- Stated task A -
Reproduce the PPJ Commission text below word for word, from its title to its final sentence.

══ Document segment

Pathways Towards Peace and Justice Commission (PPJ)

Pathways Towards Peace and Justice (PPJ) was convened after the merger of “Peace Negotiation, Mediation, Reconciliation & Transitional Justice” AND “Human Rights” commissions at the 27th IPRA General Conference, Ahmedabad, India.

The name PPJ was derived after discussions that peace and justice require a sustained interactive process in which the government, authorities, or conflict parties need to present and discuss their respective goals in dignified ways, prioritizing nonviolent means of conflict resolution over armed struggle and strive to find a mutually satisfactory way in which their aspirations are met. Peacebuilding through negotiation, mediation, reconciliation and transitional justices introduce and enable conflict parties to use diverse approaches to human rights and nonviolence that can facilitate relationship-building and problem-solving.

The PPJ Commission aims to provide an open forum in which participants of multi-disciplines, various research methodologies, regional and cultural backgrounds, can work together to conduct a rigorous social scientific inquiry into all aspects, means and methods through which society can create conducive environment for peace and justice.

════

- Stated task B -
Pick out every line in the records below that contains the string "shiogama".

══ Record list

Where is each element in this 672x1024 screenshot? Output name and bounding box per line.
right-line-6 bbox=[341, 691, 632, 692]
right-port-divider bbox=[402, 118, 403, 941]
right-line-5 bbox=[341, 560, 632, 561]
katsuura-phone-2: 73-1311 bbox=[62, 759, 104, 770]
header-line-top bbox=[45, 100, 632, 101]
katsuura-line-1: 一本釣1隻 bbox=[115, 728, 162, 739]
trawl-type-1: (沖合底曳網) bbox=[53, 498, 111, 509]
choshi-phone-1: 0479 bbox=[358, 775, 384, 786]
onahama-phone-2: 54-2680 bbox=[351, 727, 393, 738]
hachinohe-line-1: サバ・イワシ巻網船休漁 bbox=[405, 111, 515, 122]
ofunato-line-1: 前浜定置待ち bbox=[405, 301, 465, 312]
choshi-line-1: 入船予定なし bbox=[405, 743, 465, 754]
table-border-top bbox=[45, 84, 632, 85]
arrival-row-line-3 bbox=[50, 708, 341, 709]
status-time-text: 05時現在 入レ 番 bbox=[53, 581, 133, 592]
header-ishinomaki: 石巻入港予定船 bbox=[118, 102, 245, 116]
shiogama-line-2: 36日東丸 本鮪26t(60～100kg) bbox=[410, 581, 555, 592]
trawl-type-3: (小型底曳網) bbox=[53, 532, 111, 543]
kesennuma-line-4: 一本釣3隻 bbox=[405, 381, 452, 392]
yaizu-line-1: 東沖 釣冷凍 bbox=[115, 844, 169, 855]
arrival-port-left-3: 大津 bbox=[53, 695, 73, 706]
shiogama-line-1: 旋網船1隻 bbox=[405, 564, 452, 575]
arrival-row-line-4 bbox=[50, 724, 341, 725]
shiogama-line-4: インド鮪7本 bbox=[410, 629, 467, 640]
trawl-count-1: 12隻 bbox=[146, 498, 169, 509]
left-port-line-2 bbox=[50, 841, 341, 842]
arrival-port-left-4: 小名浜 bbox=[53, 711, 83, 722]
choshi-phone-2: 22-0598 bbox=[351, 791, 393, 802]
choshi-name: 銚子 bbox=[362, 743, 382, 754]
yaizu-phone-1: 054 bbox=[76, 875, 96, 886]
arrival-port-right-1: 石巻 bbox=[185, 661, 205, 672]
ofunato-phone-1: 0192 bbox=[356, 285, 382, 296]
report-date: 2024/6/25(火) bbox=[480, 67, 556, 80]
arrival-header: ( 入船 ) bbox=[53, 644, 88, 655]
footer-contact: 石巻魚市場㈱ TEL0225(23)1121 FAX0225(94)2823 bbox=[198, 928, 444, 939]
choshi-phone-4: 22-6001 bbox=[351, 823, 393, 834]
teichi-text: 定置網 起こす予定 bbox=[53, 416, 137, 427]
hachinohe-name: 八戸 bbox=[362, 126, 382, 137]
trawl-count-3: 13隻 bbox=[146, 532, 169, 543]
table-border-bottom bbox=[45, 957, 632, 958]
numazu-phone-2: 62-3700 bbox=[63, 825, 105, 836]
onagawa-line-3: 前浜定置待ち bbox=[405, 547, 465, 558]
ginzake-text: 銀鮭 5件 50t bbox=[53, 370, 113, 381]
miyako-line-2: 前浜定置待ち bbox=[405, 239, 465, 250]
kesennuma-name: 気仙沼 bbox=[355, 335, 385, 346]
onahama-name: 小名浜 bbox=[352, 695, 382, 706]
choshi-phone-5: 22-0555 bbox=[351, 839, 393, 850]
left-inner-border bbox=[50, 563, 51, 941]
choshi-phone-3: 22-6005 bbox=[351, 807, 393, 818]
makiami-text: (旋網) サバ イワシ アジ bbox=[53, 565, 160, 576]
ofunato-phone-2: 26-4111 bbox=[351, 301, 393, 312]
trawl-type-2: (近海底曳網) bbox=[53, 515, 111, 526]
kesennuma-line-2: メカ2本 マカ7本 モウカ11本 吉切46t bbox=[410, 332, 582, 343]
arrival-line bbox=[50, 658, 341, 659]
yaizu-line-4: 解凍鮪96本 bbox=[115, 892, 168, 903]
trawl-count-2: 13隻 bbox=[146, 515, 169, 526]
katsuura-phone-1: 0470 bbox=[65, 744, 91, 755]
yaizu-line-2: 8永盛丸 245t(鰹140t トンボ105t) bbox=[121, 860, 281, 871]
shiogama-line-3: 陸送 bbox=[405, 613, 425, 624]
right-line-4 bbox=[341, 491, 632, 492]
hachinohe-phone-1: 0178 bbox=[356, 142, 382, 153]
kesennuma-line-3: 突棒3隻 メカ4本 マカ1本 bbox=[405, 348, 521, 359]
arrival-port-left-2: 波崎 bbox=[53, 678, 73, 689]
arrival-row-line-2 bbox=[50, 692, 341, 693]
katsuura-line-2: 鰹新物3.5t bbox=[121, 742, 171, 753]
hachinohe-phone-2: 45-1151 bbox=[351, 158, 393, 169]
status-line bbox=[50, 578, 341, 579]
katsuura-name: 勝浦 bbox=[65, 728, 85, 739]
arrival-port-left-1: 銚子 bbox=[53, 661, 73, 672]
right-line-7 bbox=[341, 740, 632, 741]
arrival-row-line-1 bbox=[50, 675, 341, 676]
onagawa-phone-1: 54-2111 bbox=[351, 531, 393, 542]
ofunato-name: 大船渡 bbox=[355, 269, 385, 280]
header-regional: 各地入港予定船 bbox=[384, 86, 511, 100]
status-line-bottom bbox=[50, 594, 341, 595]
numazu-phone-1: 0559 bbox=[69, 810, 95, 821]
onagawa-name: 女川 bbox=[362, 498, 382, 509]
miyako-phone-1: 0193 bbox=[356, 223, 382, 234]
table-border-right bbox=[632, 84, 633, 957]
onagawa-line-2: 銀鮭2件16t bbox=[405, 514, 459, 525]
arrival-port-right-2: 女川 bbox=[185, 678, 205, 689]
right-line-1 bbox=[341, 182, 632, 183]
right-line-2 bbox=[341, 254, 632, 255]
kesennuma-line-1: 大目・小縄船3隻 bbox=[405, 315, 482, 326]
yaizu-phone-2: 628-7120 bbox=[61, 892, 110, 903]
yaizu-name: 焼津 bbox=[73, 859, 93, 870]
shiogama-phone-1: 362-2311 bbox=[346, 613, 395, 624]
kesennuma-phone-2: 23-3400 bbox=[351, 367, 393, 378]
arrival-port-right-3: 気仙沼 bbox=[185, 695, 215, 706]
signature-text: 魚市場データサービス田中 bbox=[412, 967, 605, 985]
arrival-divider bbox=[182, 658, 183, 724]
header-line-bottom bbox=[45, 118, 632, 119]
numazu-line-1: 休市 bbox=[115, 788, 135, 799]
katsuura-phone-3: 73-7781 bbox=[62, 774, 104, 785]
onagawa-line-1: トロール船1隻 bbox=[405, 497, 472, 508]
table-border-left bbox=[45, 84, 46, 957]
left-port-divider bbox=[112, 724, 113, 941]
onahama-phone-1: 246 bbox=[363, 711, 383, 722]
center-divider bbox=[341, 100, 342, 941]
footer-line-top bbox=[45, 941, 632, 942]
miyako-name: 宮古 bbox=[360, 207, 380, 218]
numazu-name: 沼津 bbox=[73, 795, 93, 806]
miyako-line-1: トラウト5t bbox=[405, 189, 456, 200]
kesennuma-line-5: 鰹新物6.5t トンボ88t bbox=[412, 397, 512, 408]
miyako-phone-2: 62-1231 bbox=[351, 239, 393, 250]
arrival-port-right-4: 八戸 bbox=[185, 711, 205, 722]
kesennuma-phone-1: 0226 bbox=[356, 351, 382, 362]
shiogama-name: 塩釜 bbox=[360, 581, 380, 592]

════

- Full solution A -
Pathways Towards Peace and Justice Commission (PPJ)

Pathways Towards Peace and Justice (PPJ) was convened after the merger of “Peace Negotiation, Mediation, Reconciliation & Transitional Justice” AND “Human Rights” commissions at the 27th IPRA General Conference, Ahmedabad, India.

The name PPJ was derived after discussions that peace and justice require a sustained interactive process in which the government, authorities, or conflict parties need to present and discuss their respective goals in dignified ways, prioritizing nonviolent means of conflict resolution over armed struggle and strive to find a mutually satisfactory way in which their aspirations are met. Peacebuilding through negotiation, mediation, reconciliation and transitional justices introduce and enable conflict parties to use diverse approaches to human rights and nonviolence that can facilitate relationship-building and problem-solving.

The PPJ Commission aims to provide an open forum in which participants of multi-disciplines, various research methodologies, regional and cultural backgrounds, can work together to conduct a rigorous social scientific inquiry into all aspects, means and methods through which society can create conducive environment for peace and justice.

- Full solution B -
shiogama-line-2: 36日東丸 本鮪26t(60～100kg) bbox=[410, 581, 555, 592]
shiogama-line-1: 旋網船1隻 bbox=[405, 564, 452, 575]
shiogama-line-4: インド鮪7本 bbox=[410, 629, 467, 640]
shiogama-line-3: 陸送 bbox=[405, 613, 425, 624]
shiogama-phone-1: 362-2311 bbox=[346, 613, 395, 624]
shiogama-name: 塩釜 bbox=[360, 581, 380, 592]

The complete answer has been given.